Task directions:
Filter the records below and copy every line containing the word "BITMEX".

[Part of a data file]
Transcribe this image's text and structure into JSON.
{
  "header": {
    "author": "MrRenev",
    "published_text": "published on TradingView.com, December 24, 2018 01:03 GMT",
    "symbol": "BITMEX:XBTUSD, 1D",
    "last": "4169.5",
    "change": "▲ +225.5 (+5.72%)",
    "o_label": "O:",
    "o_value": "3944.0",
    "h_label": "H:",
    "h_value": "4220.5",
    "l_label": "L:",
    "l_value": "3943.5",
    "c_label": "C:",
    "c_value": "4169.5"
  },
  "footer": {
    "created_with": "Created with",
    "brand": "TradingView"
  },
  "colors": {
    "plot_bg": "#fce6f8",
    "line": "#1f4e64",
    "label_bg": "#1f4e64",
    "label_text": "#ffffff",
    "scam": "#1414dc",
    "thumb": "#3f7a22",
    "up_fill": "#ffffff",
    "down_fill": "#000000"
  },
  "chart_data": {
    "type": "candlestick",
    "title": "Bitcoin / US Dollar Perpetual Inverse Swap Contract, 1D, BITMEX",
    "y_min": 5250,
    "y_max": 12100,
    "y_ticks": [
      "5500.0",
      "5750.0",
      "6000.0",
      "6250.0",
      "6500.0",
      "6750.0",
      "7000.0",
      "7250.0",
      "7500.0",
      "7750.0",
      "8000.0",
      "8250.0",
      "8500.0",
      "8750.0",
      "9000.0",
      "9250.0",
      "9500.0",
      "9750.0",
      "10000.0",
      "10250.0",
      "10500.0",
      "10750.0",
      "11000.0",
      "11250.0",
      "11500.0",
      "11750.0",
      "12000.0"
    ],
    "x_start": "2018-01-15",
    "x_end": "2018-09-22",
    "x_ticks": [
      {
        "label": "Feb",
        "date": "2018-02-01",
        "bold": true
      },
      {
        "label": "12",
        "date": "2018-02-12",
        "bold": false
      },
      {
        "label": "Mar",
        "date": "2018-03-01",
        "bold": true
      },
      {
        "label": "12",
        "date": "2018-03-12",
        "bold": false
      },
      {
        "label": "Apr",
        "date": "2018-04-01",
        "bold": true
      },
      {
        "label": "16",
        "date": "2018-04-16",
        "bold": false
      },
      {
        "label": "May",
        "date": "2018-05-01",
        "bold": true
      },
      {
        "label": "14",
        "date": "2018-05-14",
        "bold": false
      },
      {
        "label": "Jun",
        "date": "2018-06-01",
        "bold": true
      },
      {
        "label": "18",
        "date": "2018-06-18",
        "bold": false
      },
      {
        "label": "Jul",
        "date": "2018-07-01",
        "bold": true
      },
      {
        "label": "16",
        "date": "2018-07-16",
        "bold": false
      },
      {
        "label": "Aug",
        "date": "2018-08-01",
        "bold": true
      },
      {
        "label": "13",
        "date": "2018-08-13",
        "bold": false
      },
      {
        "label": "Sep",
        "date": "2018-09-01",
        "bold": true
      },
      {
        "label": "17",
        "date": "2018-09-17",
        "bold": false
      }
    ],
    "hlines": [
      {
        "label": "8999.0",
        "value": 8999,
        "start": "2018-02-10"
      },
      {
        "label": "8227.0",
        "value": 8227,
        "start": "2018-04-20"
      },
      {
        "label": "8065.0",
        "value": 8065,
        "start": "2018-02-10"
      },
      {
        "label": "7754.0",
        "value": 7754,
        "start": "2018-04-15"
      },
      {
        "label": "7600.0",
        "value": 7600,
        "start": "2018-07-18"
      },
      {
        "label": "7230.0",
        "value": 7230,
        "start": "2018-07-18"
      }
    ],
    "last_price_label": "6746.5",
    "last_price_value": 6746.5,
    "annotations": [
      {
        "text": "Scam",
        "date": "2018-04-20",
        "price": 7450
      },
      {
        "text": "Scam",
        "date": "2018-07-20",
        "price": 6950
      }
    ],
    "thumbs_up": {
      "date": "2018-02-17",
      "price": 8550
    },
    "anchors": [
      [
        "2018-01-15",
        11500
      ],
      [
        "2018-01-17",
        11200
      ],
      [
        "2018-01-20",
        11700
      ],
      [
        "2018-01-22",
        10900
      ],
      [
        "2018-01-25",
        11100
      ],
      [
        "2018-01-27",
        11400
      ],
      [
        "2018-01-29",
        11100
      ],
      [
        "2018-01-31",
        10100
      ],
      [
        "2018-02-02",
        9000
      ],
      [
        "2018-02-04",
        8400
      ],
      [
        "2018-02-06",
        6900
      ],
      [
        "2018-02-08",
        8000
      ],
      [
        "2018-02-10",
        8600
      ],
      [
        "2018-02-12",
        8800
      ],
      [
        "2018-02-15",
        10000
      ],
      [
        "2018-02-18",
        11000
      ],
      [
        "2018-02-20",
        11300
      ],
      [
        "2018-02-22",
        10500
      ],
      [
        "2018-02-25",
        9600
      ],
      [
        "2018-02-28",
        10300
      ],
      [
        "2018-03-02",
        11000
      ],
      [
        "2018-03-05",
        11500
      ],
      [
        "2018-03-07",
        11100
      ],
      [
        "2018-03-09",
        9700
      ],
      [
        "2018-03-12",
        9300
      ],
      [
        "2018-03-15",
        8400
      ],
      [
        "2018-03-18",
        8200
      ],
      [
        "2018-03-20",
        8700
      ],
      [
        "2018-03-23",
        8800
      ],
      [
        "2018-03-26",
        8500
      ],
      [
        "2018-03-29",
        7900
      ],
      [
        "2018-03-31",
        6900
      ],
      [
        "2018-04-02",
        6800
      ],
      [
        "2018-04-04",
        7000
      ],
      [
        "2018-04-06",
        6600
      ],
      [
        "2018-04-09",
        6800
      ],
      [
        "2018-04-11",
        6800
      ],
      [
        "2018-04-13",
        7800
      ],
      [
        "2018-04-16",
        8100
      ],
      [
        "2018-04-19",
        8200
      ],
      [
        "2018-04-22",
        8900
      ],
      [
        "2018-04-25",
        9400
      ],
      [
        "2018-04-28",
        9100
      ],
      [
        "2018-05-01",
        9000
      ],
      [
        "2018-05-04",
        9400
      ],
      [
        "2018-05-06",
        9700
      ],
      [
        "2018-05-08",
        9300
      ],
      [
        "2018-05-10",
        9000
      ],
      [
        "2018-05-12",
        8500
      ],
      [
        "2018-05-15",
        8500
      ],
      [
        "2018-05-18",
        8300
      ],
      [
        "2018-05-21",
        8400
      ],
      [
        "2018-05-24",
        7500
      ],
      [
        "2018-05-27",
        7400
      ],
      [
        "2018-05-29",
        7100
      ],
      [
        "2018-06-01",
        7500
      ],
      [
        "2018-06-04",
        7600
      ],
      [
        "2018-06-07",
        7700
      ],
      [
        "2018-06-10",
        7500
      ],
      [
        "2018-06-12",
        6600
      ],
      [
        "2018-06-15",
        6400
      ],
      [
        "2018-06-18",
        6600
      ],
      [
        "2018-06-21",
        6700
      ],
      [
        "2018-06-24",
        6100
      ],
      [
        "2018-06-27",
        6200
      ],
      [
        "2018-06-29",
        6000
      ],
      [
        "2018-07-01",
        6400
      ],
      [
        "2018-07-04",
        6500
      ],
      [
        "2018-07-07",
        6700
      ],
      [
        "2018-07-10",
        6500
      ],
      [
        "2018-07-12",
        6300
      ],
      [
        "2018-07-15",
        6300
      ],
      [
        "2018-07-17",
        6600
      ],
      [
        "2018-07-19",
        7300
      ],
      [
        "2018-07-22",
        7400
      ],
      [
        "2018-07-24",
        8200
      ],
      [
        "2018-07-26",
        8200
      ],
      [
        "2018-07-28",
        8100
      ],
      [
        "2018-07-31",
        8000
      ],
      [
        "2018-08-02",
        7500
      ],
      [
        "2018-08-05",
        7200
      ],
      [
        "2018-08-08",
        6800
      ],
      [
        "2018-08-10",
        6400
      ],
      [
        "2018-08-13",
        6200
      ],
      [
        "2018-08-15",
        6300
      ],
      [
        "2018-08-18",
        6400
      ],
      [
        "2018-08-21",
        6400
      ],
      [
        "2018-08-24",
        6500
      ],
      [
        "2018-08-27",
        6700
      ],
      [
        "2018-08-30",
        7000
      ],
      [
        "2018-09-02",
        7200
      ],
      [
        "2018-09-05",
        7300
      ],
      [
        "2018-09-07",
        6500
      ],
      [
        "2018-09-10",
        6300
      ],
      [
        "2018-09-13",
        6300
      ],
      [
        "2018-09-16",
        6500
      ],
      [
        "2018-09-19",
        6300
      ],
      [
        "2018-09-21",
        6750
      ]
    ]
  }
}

Output:
    "symbol": "BITMEX:XBTUSD, 1D",
    "title": "Bitcoin / US Dollar Perpetual Inverse Swap Contract, 1D, BITMEX",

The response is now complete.